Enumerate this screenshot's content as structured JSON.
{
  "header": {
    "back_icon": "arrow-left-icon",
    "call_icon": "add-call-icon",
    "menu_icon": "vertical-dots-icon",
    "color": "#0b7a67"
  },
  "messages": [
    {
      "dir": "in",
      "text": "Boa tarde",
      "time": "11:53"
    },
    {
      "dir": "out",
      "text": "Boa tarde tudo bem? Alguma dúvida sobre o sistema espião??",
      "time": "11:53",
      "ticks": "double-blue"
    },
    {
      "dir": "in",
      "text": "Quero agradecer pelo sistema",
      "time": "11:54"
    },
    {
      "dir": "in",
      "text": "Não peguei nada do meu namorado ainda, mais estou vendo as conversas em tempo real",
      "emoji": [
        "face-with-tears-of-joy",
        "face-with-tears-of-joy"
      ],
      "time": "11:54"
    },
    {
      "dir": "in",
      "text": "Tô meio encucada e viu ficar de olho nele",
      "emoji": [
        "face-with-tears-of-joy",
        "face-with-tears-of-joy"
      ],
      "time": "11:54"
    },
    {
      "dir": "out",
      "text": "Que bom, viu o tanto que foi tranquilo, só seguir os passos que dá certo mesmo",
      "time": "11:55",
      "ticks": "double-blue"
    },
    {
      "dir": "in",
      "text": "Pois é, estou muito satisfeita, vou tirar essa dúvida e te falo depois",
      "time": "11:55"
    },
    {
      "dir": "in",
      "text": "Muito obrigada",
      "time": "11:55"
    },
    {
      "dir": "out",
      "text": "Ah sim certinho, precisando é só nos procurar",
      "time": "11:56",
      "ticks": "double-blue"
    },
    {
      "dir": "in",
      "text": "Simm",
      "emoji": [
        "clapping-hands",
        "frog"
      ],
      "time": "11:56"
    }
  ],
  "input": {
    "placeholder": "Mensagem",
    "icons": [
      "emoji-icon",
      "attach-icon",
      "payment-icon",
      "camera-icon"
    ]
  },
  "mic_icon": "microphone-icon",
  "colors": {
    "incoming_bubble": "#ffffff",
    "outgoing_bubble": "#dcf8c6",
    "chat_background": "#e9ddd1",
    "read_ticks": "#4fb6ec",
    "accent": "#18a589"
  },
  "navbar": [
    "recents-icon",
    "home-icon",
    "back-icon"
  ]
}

= = =

§ **Written exercise**
Repeat every record, keeping each word and mark exactly as it is.

§ **Correct answer**
Enumerate this screenshot's content as structured JSON.
{
  "header": {
    "back_icon": "arrow-left-icon",
    "call_icon": "add-call-icon",
    "menu_icon": "vertical-dots-icon",
    "color": "#0b7a67"
  },
  "messages": [
    {
      "dir": "in",
      "text": "Boa tarde",
      "time": "11:53"
    },
    {
      "dir": "out",
      "text": "Boa tarde tudo bem? Alguma dúvida sobre o sistema espião??",
      "time": "11:53",
      "ticks": "double-blue"
    },
    {
      "dir": "in",
      "text": "Quero agradecer pelo sistema",
      "time": "11:54"
    },
    {
      "dir": "in",
      "text": "Não peguei nada do meu namorado ainda, mais estou vendo as conversas em tempo real",
      "emoji": [
        "face-with-tears-of-joy",
        "face-with-tears-of-joy"
      ],
      "time": "11:54"
    },
    {
      "dir": "in",
      "text": "Tô meio encucada e viu ficar de olho nele",
      "emoji": [
        "face-with-tears-of-joy",
        "face-with-tears-of-joy"
      ],
      "time": "11:54"
    },
    {
      "dir": "out",
      "text": "Que bom, viu o tanto que foi tranquilo, só seguir os passos que dá certo mesmo",
      "time": "11:55",
      "ticks": "double-blue"
    },
    {
      "dir": "in",
      "text": "Pois é, estou muito satisfeita, vou tirar essa dúvida e te falo depois",
      "time": "11:55"
    },
    {
      "dir": "in",
      "text": "Muito obrigada",
      "time": "11:55"
    },
    {
      "dir": "out",
      "text": "Ah sim certinho, precisando é só nos procurar",
      "time": "11:56",
      "ticks": "double-blue"
    },
    {
      "dir": "in",
      "text": "Simm",
      "emoji": [
        "clapping-hands",
        "frog"
      ],
      "time": "11:56"
    }
  ],
  "input": {
    "placeholder": "Mensagem",
    "icons": [
      "emoji-icon",
      "attach-icon",
      "payment-icon",
      "camera-icon"
    ]
  },
  "mic_icon": "microphone-icon",
  "colors": {
    "incoming_bubble": "#ffffff",
    "outgoing_bubble": "#dcf8c6",
    "chat_background": "#e9ddd1",
    "read_ticks": "#4fb6ec",
    "accent": "#18a589"
  },
  "navbar": [
    "recents-icon",
    "home-icon",
    "back-icon"
  ]
}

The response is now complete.